Make an exact copy of the entries, and keep any pictures out of it.

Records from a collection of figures
________________

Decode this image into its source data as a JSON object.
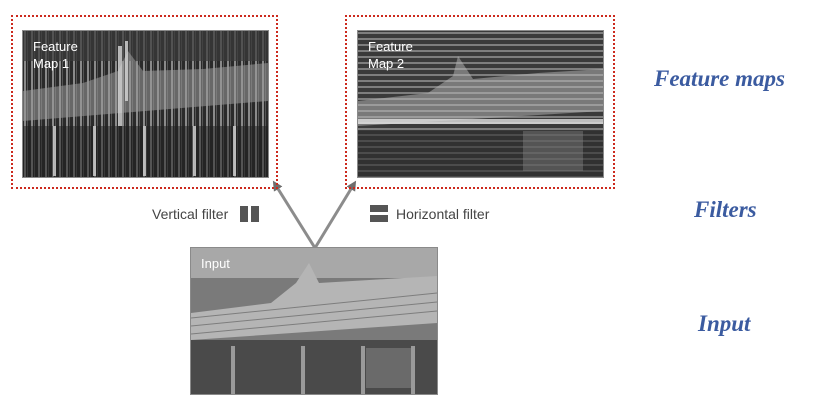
{
  "feature_map_1": {
    "label": "Feature\nMap 1"
  },
  "feature_map_2": {
    "label": "Feature\nMap 2"
  },
  "input_image": {
    "label": "Input"
  },
  "filters": {
    "vertical": {
      "label": "Vertical filter",
      "icon": "vertical-filter-icon"
    },
    "horizontal": {
      "label": "Horizontal filter",
      "icon": "horizontal-filter-icon"
    }
  },
  "side_labels": {
    "feature_maps": "Feature maps",
    "filters": "Filters",
    "input": "Input"
  },
  "colors": {
    "frame": "#cc2a1e",
    "side_label": "#3b5ba0",
    "arrow": "#8c8c8c",
    "filter_icon": "#555555"
  }
}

________________

### Expected output
Decode this image into its source data as a JSON object.
{
  "feature_map_1": {
    "label": "Feature\nMap 1"
  },
  "feature_map_2": {
    "label": "Feature\nMap 2"
  },
  "input_image": {
    "label": "Input"
  },
  "filters": {
    "vertical": {
      "label": "Vertical filter",
      "icon": "vertical-filter-icon"
    },
    "horizontal": {
      "label": "Horizontal filter",
      "icon": "horizontal-filter-icon"
    }
  },
  "side_labels": {
    "feature_maps": "Feature maps",
    "filters": "Filters",
    "input": "Input"
  },
  "colors": {
    "frame": "#cc2a1e",
    "side_label": "#3b5ba0",
    "arrow": "#8c8c8c",
    "filter_icon": "#555555"
  }
}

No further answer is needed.